BRIEF A = Reproduce the whole text about the Great Synagogue of London word for word.

The Great Synagogue of London was, for centuries, the centre of Ashkenazi synagogue and Jewish life in London. Built north of Aldgate in the 17th century, it was destroyed during World War II, in the Blitz.

History
The earliest Ashkenazi synagogue constructed in London, after the return of Jews to England in the 17th century, was built about 1690 at Duke's Place, north of Aldgate, in the City of London. In 1696–7, the synagogue also acquired a burial ground, at Alderney Road.

The congregation grew, and in 1722 a new building was erected with the cost of £2,000 () being borne by businessman and philanthropist Moses Hart. The building was consecrated on Rosh Hashana (September 18, 1722). An enlarged building, designed by George Dance the Elder, was consecrated on August 29, 1766. The order of prayers for the inauguration was the first printed publication of the synagogue, and also the first publication to name it explicitly as 'The Great Synagogue'.

INPUT MATERIAL =
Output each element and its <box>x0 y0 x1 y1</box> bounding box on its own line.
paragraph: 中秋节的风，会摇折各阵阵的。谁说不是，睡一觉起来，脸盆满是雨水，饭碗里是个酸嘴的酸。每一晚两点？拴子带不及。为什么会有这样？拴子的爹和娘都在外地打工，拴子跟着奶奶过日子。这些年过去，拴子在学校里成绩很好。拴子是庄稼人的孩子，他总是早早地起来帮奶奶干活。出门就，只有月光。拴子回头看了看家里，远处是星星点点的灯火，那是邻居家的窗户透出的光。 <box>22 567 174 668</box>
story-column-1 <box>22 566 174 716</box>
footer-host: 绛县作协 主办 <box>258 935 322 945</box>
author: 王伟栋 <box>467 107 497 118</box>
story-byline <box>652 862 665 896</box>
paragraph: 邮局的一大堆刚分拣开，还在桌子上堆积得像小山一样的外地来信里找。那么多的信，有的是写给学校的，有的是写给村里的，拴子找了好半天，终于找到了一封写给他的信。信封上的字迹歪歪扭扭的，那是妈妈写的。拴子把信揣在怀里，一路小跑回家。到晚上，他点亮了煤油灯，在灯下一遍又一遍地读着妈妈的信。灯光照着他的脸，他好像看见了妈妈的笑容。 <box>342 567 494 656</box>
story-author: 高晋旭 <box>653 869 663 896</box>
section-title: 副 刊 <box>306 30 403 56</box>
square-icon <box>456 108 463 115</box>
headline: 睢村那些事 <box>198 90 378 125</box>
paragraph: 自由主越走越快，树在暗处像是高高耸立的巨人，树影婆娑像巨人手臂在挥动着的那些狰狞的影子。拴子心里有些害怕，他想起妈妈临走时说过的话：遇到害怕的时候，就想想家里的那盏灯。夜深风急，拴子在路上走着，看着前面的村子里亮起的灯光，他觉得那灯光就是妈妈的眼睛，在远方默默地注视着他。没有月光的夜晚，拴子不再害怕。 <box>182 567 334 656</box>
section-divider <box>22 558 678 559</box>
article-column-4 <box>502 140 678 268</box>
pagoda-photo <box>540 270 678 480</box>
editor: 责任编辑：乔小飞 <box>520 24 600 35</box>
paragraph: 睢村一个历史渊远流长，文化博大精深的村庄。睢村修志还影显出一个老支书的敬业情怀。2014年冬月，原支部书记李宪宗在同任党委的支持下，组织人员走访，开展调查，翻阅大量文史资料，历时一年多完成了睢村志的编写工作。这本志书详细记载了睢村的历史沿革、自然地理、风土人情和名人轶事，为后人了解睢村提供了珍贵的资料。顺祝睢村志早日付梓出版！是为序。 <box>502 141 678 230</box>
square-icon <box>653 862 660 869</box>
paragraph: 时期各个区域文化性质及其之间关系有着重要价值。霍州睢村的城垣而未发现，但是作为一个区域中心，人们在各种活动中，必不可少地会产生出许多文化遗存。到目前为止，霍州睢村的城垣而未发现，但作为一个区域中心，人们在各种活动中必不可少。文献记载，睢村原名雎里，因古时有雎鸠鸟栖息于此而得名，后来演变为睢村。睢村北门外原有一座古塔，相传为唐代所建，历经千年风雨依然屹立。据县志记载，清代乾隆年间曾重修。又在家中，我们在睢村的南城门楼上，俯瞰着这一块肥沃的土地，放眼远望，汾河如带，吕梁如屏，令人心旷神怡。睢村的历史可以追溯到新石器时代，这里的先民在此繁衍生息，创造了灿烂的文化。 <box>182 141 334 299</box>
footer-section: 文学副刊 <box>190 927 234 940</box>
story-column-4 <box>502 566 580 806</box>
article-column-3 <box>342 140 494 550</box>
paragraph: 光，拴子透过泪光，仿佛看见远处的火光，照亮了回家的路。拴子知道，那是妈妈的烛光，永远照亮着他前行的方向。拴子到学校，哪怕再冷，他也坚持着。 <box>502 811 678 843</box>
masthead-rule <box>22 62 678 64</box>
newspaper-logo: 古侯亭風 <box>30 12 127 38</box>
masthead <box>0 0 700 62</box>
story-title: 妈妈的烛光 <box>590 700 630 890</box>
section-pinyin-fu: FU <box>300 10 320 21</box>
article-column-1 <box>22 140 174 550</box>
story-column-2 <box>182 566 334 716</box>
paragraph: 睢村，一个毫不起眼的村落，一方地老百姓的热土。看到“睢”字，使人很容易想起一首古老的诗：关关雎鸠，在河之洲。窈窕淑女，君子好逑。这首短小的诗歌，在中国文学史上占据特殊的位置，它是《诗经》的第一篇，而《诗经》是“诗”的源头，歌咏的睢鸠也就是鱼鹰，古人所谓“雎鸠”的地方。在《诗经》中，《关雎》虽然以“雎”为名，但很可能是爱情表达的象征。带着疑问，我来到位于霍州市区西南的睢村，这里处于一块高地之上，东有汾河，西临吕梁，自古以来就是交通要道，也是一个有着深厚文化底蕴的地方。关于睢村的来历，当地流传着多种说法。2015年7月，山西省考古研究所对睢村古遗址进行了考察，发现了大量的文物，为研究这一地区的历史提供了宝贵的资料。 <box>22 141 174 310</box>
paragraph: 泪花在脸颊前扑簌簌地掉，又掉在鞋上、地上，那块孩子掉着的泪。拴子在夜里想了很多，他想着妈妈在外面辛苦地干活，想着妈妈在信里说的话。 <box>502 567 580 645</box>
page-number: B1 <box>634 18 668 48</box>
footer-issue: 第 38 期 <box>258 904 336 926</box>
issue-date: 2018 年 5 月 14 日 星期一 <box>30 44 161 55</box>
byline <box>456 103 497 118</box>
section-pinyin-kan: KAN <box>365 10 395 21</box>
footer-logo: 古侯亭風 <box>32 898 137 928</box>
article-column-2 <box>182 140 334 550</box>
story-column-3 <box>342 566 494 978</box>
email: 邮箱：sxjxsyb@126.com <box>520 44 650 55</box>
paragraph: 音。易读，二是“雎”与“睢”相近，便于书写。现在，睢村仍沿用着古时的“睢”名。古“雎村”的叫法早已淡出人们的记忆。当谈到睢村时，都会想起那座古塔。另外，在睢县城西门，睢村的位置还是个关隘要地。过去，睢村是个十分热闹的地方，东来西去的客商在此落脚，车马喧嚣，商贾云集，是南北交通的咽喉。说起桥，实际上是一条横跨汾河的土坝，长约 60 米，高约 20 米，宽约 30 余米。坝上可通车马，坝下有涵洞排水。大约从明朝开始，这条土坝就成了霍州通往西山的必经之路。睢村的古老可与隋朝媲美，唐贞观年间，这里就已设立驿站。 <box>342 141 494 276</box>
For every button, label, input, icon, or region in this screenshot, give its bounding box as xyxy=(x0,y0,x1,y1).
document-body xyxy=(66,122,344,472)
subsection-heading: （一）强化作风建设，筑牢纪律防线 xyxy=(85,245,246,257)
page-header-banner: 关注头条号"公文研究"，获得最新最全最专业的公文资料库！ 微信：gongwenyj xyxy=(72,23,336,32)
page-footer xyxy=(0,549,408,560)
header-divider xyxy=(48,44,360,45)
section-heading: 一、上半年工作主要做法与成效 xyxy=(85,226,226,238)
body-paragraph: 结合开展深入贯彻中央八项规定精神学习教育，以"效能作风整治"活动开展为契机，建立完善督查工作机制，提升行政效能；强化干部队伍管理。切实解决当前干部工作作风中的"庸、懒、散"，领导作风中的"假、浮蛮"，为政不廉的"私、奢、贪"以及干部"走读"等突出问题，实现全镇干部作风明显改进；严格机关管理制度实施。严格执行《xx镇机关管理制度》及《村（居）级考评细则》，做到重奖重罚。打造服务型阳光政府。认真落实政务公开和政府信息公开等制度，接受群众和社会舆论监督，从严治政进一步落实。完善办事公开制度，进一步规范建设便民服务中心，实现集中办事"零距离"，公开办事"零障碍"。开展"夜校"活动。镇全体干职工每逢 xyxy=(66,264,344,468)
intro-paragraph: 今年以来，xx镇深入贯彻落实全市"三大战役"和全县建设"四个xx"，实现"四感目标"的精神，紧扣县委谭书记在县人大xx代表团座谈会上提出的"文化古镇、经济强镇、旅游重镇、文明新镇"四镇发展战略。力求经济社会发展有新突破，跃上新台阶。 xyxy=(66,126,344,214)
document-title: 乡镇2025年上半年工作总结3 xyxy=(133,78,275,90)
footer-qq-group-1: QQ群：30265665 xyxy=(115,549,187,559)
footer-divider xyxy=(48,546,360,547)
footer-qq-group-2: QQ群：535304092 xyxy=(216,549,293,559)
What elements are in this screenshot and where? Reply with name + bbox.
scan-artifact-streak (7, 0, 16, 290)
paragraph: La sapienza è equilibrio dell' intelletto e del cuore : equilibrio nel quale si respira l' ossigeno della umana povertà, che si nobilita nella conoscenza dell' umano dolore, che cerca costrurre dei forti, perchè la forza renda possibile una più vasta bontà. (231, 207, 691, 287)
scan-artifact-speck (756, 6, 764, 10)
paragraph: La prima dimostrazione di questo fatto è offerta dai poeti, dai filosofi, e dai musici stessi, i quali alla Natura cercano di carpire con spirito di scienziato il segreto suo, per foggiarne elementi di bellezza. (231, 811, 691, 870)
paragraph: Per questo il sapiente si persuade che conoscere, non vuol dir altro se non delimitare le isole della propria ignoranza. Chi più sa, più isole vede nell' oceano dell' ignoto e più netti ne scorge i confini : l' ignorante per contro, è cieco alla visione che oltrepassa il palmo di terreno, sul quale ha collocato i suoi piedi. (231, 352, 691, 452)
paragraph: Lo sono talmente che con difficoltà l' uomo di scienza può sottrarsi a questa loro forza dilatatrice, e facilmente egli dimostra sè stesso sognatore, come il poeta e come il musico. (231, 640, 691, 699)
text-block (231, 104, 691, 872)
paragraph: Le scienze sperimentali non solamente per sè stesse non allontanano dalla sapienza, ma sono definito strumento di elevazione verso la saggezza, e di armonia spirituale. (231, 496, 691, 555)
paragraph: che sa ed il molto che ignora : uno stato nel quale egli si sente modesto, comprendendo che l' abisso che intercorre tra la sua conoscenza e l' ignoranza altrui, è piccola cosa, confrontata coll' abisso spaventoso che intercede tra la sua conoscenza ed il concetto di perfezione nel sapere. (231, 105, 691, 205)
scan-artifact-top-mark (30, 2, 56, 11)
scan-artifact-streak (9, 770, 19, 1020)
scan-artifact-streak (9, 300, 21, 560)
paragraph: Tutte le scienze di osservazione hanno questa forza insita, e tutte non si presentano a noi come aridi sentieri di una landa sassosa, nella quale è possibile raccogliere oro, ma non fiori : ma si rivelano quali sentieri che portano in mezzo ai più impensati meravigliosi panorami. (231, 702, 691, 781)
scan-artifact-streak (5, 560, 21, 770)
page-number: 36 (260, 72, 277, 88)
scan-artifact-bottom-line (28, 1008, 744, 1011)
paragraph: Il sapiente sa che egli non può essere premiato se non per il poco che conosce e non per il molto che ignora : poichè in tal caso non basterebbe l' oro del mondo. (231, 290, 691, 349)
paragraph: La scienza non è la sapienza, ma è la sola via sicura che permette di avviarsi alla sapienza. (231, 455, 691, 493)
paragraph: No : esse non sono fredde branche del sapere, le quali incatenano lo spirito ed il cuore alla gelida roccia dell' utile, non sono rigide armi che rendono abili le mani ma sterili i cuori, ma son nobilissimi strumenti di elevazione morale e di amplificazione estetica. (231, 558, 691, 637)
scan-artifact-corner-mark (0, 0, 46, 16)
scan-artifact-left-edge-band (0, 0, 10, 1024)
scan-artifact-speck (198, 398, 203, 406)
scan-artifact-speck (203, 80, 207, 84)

BRIEF B = Rewrite the rows from the first one through the line containing "editor: 责任编辑：乔小飞 <box>520 24 600 35</box>", replacing "bounding box" with "bounding rectangle" and leaving everything else unchanged.

FULL OUTPUT A =
The Great Synagogue of London was, for centuries, the centre of Ashkenazi synagogue and Jewish life in London. Built north of Aldgate in the 17th century, it was destroyed during World War II, in the Blitz.

History
The earliest Ashkenazi synagogue constructed in London, after the return of Jews to England in the 17th century, was built about 1690 at Duke's Place, north of Aldgate, in the City of London. In 1696–7, the synagogue also acquired a burial ground, at Alderney Road.

The congregation grew, and in 1722 a new building was erected with the cost of £2,000 () being borne by businessman and philanthropist Moses Hart. The building was consecrated on Rosh Hashana (September 18, 1722). An enlarged building, designed by George Dance the Elder, was consecrated on August 29, 1766. The order of prayers for the inauguration was the first printed publication of the synagogue, and also the first publication to name it explicitly as 'The Great Synagogue'.

FULL OUTPUT B =
Output each element and its <box>x0 y0 x1 y1</box> bounding rectangle on its own line.
paragraph: 中秋节的风，会摇折各阵阵的。谁说不是，睡一觉起来，脸盆满是雨水，饭碗里是个酸嘴的酸。每一晚两点？拴子带不及。为什么会有这样？拴子的爹和娘都在外地打工，拴子跟着奶奶过日子。这些年过去，拴子在学校里成绩很好。拴子是庄稼人的孩子，他总是早早地起来帮奶奶干活。出门就，只有月光。拴子回头看了看家里，远处是星星点点的灯火，那是邻居家的窗户透出的光。 <box>22 567 174 668</box>
story-column-1 <box>22 566 174 716</box>
footer-host: 绛县作协 主办 <box>258 935 322 945</box>
author: 王伟栋 <box>467 107 497 118</box>
story-byline <box>652 862 665 896</box>
paragraph: 邮局的一大堆刚分拣开，还在桌子上堆积得像小山一样的外地来信里找。那么多的信，有的是写给学校的，有的是写给村里的，拴子找了好半天，终于找到了一封写给他的信。信封上的字迹歪歪扭扭的，那是妈妈写的。拴子把信揣在怀里，一路小跑回家。到晚上，他点亮了煤油灯，在灯下一遍又一遍地读着妈妈的信。灯光照着他的脸，他好像看见了妈妈的笑容。 <box>342 567 494 656</box>
story-author: 高晋旭 <box>653 869 663 896</box>
section-title: 副 刊 <box>306 30 403 56</box>
square-icon <box>456 108 463 115</box>
headline: 睢村那些事 <box>198 90 378 125</box>
paragraph: 自由主越走越快，树在暗处像是高高耸立的巨人，树影婆娑像巨人手臂在挥动着的那些狰狞的影子。拴子心里有些害怕，他想起妈妈临走时说过的话：遇到害怕的时候，就想想家里的那盏灯。夜深风急，拴子在路上走着，看着前面的村子里亮起的灯光，他觉得那灯光就是妈妈的眼睛，在远方默默地注视着他。没有月光的夜晚，拴子不再害怕。 <box>182 567 334 656</box>
section-divider <box>22 558 678 559</box>
article-column-4 <box>502 140 678 268</box>
pagoda-photo <box>540 270 678 480</box>
editor: 责任编辑：乔小飞 <box>520 24 600 35</box>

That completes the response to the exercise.